UNSW Business School alumni Pete Neill (BCom 2007) and Ben Levi (BCom 2009) founded
in 2013. Code Camp teaches students in years K-9 how to code. Kids learn how to build iPhone apps, games and websites from scratch. This is a behind the scenes look at one of Australia’s fastest growing social impact startups.
Q. Where did the idea for Code Camp originate?
Ben: I was being asked by many young people to teach them how to code and how to build iPhone apps. I originally referred them to a number of online resources, but they soon returned as they’d been unable to overcome the challenges and frustrations of learning to code on their own.
I spoke to Pete (an ex-teacher, self-taught iOS developer, and fellow Fishburners member) and together we decided that there had to be a better solution to engaging young minds in coding and app development. A week later, Code Camp was born. We ran our first camp in December 2013 with 8 students, and our entire focus was on creating a fun, inspiring and engaging learning experience… Code Camp grew from there! Over the summer of 2015/2016 we taught over 1,200 students, and have now taught over 4,000 students to build their own iPhone apps and websites.

*WHAT TO DO*
a - Answer these questions from the Code Camp text:
(i) Which school years does Code Camp teach?
(ii) How many students came to the first camp in December 2013?
(iii) How many students were taught over the summer of 2015/2016?
b - Edit the Code Camp text starting at "UNSW Business School" and ending at "social impact startups.", putting "nothing" in place of "scratch".
The listing that follows was drawn from a different source.

*DATA*
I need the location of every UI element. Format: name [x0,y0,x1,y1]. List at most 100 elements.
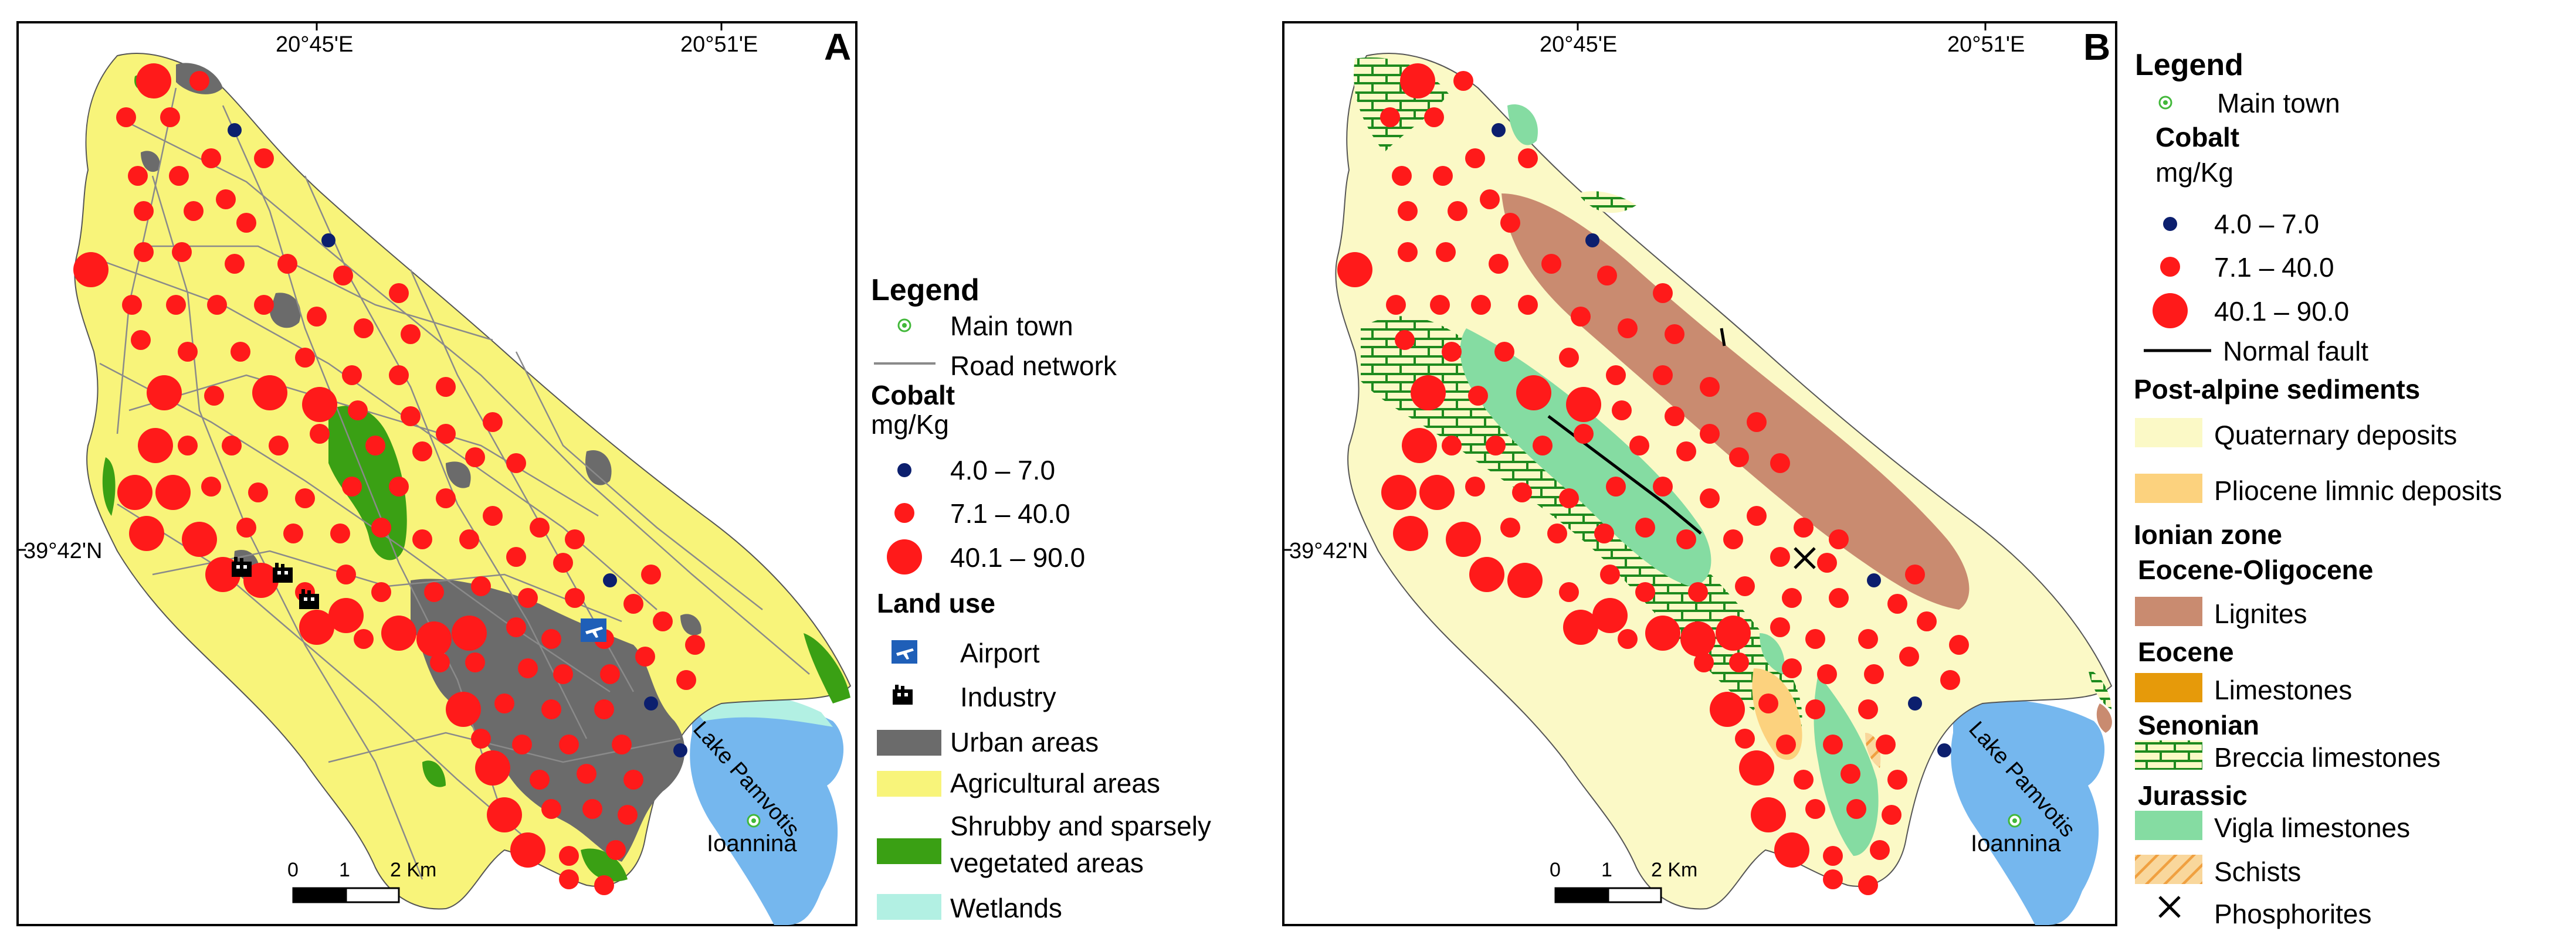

*OUTPUTS FOR THE TASKS*
a -
(i) Years K-9
(ii) 8 students
(iii) Over 1,200 students

b -
UNSW Business School alumni Pete Neill (BCom 2007) and Ben Levi (BCom 2009) founded
in 2013. Code Camp teaches students in years K-9 how to code. Kids learn how to build iPhone apps, games and websites from nothing. This is a behind the scenes look at one of Australia’s fastest growing social impact startups.